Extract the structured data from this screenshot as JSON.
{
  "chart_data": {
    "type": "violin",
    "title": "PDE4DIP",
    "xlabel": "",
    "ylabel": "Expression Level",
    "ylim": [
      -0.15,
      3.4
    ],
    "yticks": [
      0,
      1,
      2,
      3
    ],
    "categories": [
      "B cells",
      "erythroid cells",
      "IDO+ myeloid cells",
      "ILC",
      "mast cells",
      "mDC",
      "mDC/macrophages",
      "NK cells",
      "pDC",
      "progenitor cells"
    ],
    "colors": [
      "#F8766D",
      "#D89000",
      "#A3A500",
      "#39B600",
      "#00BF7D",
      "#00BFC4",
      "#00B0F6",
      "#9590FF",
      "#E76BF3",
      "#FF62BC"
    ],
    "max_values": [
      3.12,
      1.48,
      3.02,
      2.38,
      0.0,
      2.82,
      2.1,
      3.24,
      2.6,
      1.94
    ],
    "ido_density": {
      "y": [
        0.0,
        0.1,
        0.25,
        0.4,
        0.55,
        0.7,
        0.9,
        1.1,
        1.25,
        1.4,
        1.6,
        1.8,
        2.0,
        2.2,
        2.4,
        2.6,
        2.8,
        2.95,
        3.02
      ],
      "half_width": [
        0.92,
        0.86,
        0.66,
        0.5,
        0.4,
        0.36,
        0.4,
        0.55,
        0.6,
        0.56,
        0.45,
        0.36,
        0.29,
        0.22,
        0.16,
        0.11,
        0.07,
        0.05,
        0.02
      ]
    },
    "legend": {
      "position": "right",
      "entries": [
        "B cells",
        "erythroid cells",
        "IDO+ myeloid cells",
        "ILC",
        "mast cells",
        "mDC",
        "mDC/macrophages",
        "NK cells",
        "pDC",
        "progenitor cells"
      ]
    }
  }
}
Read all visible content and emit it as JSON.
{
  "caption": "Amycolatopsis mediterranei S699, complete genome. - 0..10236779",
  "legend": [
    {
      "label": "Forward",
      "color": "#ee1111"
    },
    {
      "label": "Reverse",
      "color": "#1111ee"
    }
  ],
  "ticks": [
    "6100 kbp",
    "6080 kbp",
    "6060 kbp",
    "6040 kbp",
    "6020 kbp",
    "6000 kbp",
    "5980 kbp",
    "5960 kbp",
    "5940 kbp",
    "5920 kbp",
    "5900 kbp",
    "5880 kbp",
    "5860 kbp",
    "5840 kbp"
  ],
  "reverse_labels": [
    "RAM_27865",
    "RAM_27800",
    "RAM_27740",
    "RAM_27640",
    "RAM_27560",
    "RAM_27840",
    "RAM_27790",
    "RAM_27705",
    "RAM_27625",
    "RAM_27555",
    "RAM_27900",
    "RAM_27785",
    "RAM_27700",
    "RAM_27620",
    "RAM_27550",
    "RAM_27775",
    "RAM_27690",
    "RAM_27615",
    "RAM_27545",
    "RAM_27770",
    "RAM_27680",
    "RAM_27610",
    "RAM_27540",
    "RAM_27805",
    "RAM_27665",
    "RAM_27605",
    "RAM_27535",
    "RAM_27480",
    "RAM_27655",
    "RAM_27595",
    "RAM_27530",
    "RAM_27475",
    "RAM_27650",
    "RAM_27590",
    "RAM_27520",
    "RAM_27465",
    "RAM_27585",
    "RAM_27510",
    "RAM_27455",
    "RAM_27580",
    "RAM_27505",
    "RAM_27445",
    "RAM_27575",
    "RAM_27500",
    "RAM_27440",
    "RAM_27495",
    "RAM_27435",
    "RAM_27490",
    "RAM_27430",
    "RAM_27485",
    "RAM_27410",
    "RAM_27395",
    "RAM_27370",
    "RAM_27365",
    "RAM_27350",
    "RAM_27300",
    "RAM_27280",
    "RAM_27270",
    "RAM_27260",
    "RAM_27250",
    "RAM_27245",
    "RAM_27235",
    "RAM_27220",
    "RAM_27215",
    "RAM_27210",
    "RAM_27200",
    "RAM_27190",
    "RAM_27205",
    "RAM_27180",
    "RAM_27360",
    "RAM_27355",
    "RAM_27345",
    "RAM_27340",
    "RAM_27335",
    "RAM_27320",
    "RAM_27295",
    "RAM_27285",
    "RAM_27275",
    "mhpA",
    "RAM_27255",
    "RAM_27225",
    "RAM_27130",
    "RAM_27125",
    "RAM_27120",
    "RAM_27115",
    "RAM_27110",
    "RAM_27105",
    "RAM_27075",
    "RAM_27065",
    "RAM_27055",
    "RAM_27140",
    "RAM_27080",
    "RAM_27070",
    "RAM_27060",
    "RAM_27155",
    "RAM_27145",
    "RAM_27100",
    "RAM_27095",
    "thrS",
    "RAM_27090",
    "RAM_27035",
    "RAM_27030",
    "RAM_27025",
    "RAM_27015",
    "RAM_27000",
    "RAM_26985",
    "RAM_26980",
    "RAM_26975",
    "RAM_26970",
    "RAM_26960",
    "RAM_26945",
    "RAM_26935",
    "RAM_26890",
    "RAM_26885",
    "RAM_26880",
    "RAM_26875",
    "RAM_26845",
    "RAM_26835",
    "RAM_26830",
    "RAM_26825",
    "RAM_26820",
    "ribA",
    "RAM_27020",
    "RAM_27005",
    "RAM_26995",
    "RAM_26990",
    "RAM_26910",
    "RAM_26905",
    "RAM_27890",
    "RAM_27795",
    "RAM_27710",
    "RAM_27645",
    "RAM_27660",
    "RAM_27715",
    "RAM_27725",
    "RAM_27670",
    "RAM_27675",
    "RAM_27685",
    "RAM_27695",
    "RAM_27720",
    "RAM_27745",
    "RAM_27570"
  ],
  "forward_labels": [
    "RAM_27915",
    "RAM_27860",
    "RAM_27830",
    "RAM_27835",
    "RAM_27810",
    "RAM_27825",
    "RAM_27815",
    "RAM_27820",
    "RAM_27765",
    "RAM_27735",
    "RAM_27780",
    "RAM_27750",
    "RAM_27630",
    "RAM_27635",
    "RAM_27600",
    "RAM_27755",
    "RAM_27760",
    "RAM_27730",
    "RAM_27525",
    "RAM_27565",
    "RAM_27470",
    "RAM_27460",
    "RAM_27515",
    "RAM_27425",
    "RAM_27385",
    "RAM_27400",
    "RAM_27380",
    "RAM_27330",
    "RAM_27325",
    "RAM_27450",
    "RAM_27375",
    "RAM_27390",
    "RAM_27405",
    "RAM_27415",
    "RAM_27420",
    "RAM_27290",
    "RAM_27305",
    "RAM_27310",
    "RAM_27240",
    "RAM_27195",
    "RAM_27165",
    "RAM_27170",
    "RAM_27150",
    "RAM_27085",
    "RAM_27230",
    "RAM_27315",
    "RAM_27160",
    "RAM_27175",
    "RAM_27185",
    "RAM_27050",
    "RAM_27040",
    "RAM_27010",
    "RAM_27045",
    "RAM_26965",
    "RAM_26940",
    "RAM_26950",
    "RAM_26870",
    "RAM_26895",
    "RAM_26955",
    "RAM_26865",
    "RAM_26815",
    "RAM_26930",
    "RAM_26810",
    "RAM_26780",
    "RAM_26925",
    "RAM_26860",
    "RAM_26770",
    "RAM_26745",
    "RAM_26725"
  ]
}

************

> About this task: Restate the entries above word for word.

> Exercise response:
Extract the structured data from this screenshot as JSON.
{
  "chart_data": {
    "type": "violin",
    "title": "PDE4DIP",
    "xlabel": "",
    "ylabel": "Expression Level",
    "ylim": [
      -0.15,
      3.4
    ],
    "yticks": [
      0,
      1,
      2,
      3
    ],
    "categories": [
      "B cells",
      "erythroid cells",
      "IDO+ myeloid cells",
      "ILC",
      "mast cells",
      "mDC",
      "mDC/macrophages",
      "NK cells",
      "pDC",
      "progenitor cells"
    ],
    "colors": [
      "#F8766D",
      "#D89000",
      "#A3A500",
      "#39B600",
      "#00BF7D",
      "#00BFC4",
      "#00B0F6",
      "#9590FF",
      "#E76BF3",
      "#FF62BC"
    ],
    "max_values": [
      3.12,
      1.48,
      3.02,
      2.38,
      0.0,
      2.82,
      2.1,
      3.24,
      2.6,
      1.94
    ],
    "ido_density": {
      "y": [
        0.0,
        0.1,
        0.25,
        0.4,
        0.55,
        0.7,
        0.9,
        1.1,
        1.25,
        1.4,
        1.6,
        1.8,
        2.0,
        2.2,
        2.4,
        2.6,
        2.8,
        2.95,
        3.02
      ],
      "half_width": [
        0.92,
        0.86,
        0.66,
        0.5,
        0.4,
        0.36,
        0.4,
        0.55,
        0.6,
        0.56,
        0.45,
        0.36,
        0.29,
        0.22,
        0.16,
        0.11,
        0.07,
        0.05,
        0.02
      ]
    },
    "legend": {
      "position": "right",
      "entries": [
        "B cells",
        "erythroid cells",
        "IDO+ myeloid cells",
        "ILC",
        "mast cells",
        "mDC",
        "mDC/macrophages",
        "NK cells",
        "pDC",
        "progenitor cells"
      ]
    }
  }
}
Read all visible content and emit it as JSON.
{
  "caption": "Amycolatopsis mediterranei S699, complete genome. - 0..10236779",
  "legend": [
    {
      "label": "Forward",
      "color": "#ee1111"
    },
    {
      "label": "Reverse",
      "color": "#1111ee"
    }
  ],
  "ticks": [
    "6100 kbp",
    "6080 kbp",
    "6060 kbp",
    "6040 kbp",
    "6020 kbp",
    "6000 kbp",
    "5980 kbp",
    "5960 kbp",
    "5940 kbp",
    "5920 kbp",
    "5900 kbp",
    "5880 kbp",
    "5860 kbp",
    "5840 kbp"
  ],
  "reverse_labels": [
    "RAM_27865",
    "RAM_27800",
    "RAM_27740",
    "RAM_27640",
    "RAM_27560",
    "RAM_27840",
    "RAM_27790",
    "RAM_27705",
    "RAM_27625",
    "RAM_27555",
    "RAM_27900",
    "RAM_27785",
    "RAM_27700",
    "RAM_27620",
    "RAM_27550",
    "RAM_27775",
    "RAM_27690",
    "RAM_27615",
    "RAM_27545",
    "RAM_27770",
    "RAM_27680",
    "RAM_27610",
    "RAM_27540",
    "RAM_27805",
    "RAM_27665",
    "RAM_27605",
    "RAM_27535",
    "RAM_27480",
    "RAM_27655",
    "RAM_27595",
    "RAM_27530",
    "RAM_27475",
    "RAM_27650",
    "RAM_27590",
    "RAM_27520",
    "RAM_27465",
    "RAM_27585",
    "RAM_27510",
    "RAM_27455",
    "RAM_27580",
    "RAM_27505",
    "RAM_27445",
    "RAM_27575",
    "RAM_27500",
    "RAM_27440",
    "RAM_27495",
    "RAM_27435",
    "RAM_27490",
    "RAM_27430",
    "RAM_27485",
    "RAM_27410",
    "RAM_27395",
    "RAM_27370",
    "RAM_27365",
    "RAM_27350",
    "RAM_27300",
    "RAM_27280",
    "RAM_27270",
    "RAM_27260",
    "RAM_27250",
    "RAM_27245",
    "RAM_27235",
    "RAM_27220",
    "RAM_27215",
    "RAM_27210",
    "RAM_27200",
    "RAM_27190",
    "RAM_27205",
    "RAM_27180",
    "RAM_27360",
    "RAM_27355",
    "RAM_27345",
    "RAM_27340",
    "RAM_27335",
    "RAM_27320",
    "RAM_27295",
    "RAM_27285",
    "RAM_27275",
    "mhpA",
    "RAM_27255",
    "RAM_27225",
    "RAM_27130",
    "RAM_27125",
    "RAM_27120",
    "RAM_27115",
    "RAM_27110",
    "RAM_27105",
    "RAM_27075",
    "RAM_27065",
    "RAM_27055",
    "RAM_27140",
    "RAM_27080",
    "RAM_27070",
    "RAM_27060",
    "RAM_27155",
    "RAM_27145",
    "RAM_27100",
    "RAM_27095",
    "thrS",
    "RAM_27090",
    "RAM_27035",
    "RAM_27030",
    "RAM_27025",
    "RAM_27015",
    "RAM_27000",
    "RAM_26985",
    "RAM_26980",
    "RAM_26975",
    "RAM_26970",
    "RAM_26960",
    "RAM_26945",
    "RAM_26935",
    "RAM_26890",
    "RAM_26885",
    "RAM_26880",
    "RAM_26875",
    "RAM_26845",
    "RAM_26835",
    "RAM_26830",
    "RAM_26825",
    "RAM_26820",
    "ribA",
    "RAM_27020",
    "RAM_27005",
    "RAM_26995",
    "RAM_26990",
    "RAM_26910",
    "RAM_26905",
    "RAM_27890",
    "RAM_27795",
    "RAM_27710",
    "RAM_27645",
    "RAM_27660",
    "RAM_27715",
    "RAM_27725",
    "RAM_27670",
    "RAM_27675",
    "RAM_27685",
    "RAM_27695",
    "RAM_27720",
    "RAM_27745",
    "RAM_27570"
  ],
  "forward_labels": [
    "RAM_27915",
    "RAM_27860",
    "RAM_27830",
    "RAM_27835",
    "RAM_27810",
    "RAM_27825",
    "RAM_27815",
    "RAM_27820",
    "RAM_27765",
    "RAM_27735",
    "RAM_27780",
    "RAM_27750",
    "RAM_27630",
    "RAM_27635",
    "RAM_27600",
    "RAM_27755",
    "RAM_27760",
    "RAM_27730",
    "RAM_27525",
    "RAM_27565",
    "RAM_27470",
    "RAM_27460",
    "RAM_27515",
    "RAM_27425",
    "RAM_27385",
    "RAM_27400",
    "RAM_27380",
    "RAM_27330",
    "RAM_27325",
    "RAM_27450",
    "RAM_27375",
    "RAM_27390",
    "RAM_27405",
    "RAM_27415",
    "RAM_27420",
    "RAM_27290",
    "RAM_27305",
    "RAM_27310",
    "RAM_27240",
    "RAM_27195",
    "RAM_27165",
    "RAM_27170",
    "RAM_27150",
    "RAM_27085",
    "RAM_27230",
    "RAM_27315",
    "RAM_27160",
    "RAM_27175",
    "RAM_27185",
    "RAM_27050",
    "RAM_27040",
    "RAM_27010",
    "RAM_27045",
    "RAM_26965",
    "RAM_26940",
    "RAM_26950",
    "RAM_26870",
    "RAM_26895",
    "RAM_26955",
    "RAM_26865",
    "RAM_26815",
    "RAM_26930",
    "RAM_26810",
    "RAM_26780",
    "RAM_26925",
    "RAM_26860",
    "RAM_26770",
    "RAM_26745",
    "RAM_26725"
  ]
}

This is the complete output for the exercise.